> [WHAT IS ASKED] In the records running from the line that contains "candle-body — [755, 170, 764, 183]" through the line that contains "y-tick-label: 0.45000 — [930, 0, 976, 13]", inclusive, switch "candle-body" to "candlestick-body". Write out only those lines again, leaving everything else unchanged.
==================================================
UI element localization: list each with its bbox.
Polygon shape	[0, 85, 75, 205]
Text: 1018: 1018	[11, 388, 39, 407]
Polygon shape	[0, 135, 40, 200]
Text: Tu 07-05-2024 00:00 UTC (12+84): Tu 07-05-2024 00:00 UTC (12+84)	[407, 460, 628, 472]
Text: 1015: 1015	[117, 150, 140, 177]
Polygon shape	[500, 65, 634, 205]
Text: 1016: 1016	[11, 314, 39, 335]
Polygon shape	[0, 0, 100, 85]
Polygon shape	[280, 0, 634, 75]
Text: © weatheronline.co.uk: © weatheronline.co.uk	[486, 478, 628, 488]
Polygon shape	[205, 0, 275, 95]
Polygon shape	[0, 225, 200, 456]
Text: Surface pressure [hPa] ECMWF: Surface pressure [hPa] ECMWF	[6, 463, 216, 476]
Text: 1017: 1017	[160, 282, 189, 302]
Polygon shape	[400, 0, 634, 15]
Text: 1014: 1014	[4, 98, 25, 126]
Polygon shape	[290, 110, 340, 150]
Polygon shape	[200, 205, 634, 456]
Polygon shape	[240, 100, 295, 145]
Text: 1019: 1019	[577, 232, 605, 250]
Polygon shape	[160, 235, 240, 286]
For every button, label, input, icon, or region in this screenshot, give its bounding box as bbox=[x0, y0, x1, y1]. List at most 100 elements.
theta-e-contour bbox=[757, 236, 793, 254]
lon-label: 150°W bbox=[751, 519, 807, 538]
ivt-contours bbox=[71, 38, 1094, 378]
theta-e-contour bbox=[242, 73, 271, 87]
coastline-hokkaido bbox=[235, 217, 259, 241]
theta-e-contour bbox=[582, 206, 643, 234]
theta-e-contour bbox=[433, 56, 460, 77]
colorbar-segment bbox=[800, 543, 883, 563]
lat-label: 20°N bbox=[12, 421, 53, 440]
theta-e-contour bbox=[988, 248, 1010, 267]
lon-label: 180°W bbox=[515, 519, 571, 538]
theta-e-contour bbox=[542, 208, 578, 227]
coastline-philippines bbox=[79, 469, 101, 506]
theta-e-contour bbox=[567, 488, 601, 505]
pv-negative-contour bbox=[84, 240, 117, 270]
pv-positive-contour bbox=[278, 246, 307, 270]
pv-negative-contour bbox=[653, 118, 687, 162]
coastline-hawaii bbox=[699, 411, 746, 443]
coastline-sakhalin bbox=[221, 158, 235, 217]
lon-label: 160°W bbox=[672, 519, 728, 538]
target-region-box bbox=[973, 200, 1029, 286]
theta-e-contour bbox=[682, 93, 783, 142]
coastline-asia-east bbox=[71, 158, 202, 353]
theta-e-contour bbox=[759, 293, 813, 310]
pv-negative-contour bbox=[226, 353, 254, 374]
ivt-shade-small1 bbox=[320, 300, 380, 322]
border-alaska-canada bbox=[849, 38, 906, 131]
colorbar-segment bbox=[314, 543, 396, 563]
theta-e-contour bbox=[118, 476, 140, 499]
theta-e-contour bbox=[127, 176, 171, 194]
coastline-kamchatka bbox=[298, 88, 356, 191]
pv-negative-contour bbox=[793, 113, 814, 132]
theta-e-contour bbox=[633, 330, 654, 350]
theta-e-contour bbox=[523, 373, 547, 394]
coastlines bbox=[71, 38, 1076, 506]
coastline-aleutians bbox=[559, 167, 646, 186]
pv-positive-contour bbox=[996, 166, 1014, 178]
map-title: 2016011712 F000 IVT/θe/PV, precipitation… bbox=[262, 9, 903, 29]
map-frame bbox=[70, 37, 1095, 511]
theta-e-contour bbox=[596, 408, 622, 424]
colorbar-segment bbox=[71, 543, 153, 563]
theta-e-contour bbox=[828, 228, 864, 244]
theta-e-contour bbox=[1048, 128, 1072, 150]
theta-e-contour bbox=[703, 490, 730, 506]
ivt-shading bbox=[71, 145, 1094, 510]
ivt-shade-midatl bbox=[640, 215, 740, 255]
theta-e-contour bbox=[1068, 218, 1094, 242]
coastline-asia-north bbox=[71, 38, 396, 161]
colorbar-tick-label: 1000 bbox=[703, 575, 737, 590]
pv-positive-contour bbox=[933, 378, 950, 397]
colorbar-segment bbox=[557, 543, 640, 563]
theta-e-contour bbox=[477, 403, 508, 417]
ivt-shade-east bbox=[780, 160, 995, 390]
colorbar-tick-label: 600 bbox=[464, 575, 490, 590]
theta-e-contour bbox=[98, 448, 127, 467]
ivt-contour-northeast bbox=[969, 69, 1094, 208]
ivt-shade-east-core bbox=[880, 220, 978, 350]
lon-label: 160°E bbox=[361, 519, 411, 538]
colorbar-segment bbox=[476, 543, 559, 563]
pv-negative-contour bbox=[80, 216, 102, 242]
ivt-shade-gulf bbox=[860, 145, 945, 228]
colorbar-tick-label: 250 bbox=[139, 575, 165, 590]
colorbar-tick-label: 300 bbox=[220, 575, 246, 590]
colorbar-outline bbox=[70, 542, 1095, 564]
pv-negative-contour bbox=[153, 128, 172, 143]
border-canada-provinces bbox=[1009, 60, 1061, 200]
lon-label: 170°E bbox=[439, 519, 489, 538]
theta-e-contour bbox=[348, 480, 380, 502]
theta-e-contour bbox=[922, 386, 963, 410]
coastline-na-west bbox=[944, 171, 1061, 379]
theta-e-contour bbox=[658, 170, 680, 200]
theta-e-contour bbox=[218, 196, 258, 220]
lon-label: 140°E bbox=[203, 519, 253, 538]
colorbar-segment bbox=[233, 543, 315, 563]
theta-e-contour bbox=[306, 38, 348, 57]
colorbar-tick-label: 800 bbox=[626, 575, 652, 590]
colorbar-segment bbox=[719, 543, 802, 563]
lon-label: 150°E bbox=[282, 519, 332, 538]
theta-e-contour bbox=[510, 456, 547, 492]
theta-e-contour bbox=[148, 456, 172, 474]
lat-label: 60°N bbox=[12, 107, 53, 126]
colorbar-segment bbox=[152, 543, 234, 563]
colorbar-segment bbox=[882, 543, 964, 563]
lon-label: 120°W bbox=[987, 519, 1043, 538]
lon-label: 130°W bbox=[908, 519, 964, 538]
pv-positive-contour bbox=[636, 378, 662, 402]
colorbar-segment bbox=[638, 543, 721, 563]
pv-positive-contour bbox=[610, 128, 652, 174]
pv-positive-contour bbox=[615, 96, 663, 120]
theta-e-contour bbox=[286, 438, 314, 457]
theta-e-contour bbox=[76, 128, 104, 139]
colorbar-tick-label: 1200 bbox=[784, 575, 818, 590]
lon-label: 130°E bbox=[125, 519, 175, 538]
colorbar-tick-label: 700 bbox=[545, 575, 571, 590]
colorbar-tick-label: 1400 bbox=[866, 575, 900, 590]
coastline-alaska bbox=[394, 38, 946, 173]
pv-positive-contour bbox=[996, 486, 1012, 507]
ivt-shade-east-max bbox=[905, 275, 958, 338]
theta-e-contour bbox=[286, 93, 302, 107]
==================================================
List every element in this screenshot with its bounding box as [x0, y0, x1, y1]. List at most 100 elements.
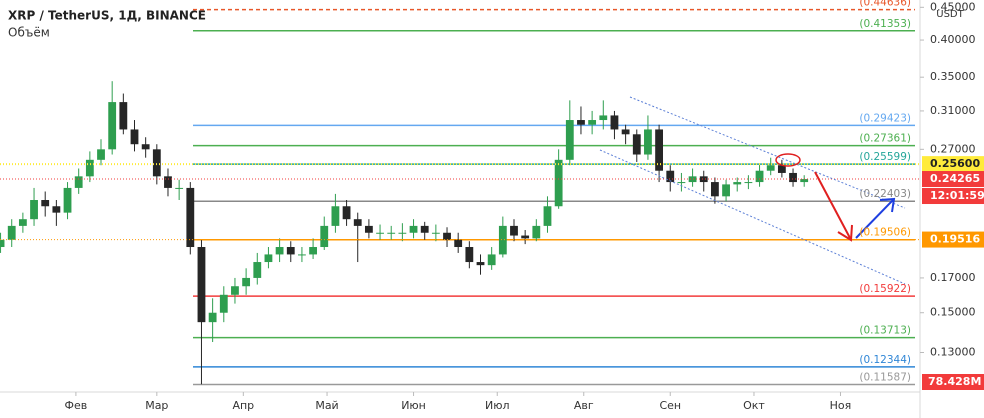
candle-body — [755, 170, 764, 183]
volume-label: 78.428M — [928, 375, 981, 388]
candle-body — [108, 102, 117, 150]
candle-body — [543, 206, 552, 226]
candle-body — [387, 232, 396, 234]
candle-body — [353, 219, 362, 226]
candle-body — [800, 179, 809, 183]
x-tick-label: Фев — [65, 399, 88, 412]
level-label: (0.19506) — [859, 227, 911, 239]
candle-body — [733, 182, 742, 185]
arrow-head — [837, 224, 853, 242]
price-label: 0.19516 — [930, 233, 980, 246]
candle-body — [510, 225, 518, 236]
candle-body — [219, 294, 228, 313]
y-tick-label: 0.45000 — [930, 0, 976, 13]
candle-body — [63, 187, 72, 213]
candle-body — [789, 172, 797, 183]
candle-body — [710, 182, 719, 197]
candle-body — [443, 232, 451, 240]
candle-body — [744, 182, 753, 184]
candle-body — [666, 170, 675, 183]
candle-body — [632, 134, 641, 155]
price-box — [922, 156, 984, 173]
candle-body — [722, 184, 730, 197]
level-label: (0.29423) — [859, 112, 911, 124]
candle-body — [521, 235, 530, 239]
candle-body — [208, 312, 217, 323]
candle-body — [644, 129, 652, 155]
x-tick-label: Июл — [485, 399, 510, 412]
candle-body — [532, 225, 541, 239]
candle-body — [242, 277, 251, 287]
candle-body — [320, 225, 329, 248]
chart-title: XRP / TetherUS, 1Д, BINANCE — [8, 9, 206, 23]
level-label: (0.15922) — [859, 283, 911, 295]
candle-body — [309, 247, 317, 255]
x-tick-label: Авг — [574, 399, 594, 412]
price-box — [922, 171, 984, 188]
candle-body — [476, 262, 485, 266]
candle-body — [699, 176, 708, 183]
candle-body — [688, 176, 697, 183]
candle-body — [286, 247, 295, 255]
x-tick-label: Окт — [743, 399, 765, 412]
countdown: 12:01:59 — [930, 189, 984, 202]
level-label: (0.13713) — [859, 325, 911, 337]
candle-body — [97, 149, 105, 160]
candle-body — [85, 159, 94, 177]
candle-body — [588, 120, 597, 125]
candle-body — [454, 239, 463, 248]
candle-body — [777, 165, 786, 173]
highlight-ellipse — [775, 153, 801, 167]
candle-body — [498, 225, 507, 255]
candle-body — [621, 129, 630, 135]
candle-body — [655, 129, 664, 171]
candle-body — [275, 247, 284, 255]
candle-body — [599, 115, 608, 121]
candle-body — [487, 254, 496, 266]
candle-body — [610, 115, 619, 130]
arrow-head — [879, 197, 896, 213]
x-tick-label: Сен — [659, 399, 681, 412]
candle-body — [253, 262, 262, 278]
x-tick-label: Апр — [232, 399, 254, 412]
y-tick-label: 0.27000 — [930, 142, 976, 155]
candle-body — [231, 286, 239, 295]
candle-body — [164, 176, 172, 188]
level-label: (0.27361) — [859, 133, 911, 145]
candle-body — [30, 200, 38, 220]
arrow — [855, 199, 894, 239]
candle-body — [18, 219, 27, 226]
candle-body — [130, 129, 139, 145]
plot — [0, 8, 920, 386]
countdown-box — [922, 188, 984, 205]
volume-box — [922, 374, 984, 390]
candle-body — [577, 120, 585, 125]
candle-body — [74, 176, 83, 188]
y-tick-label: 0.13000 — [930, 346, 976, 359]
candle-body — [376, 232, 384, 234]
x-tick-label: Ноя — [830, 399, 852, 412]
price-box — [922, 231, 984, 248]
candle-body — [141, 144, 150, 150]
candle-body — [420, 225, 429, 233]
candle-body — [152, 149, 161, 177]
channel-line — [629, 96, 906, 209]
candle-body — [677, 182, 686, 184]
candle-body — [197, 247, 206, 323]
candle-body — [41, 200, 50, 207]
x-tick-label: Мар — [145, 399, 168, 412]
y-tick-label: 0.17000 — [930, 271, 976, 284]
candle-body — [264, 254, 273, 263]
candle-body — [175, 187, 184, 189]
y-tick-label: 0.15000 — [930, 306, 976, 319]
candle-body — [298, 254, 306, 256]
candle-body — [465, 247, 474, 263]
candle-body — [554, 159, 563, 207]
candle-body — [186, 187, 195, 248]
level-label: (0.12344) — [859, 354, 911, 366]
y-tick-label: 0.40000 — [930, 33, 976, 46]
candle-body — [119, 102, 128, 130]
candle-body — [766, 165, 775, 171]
==================================================
> [THE ANSWER]
candlestick-body — [755, 170, 764, 183]
volume-label: 78.428M — [928, 375, 981, 388]
candlestick-body — [108, 102, 117, 150]
candlestick-body — [543, 206, 552, 226]
candlestick-body — [387, 232, 396, 234]
candlestick-body — [353, 219, 362, 226]
candlestick-body — [800, 179, 809, 183]
x-tick-label: Фев — [65, 399, 88, 412]
level-label: (0.19506) — [859, 227, 911, 239]
candlestick-body — [733, 182, 742, 185]
arrow-head — [837, 224, 853, 242]
price-label: 0.19516 — [930, 233, 980, 246]
candlestick-body — [510, 225, 518, 236]
candlestick-body — [219, 294, 228, 313]
y-tick-label: 0.45000 — [930, 0, 976, 13]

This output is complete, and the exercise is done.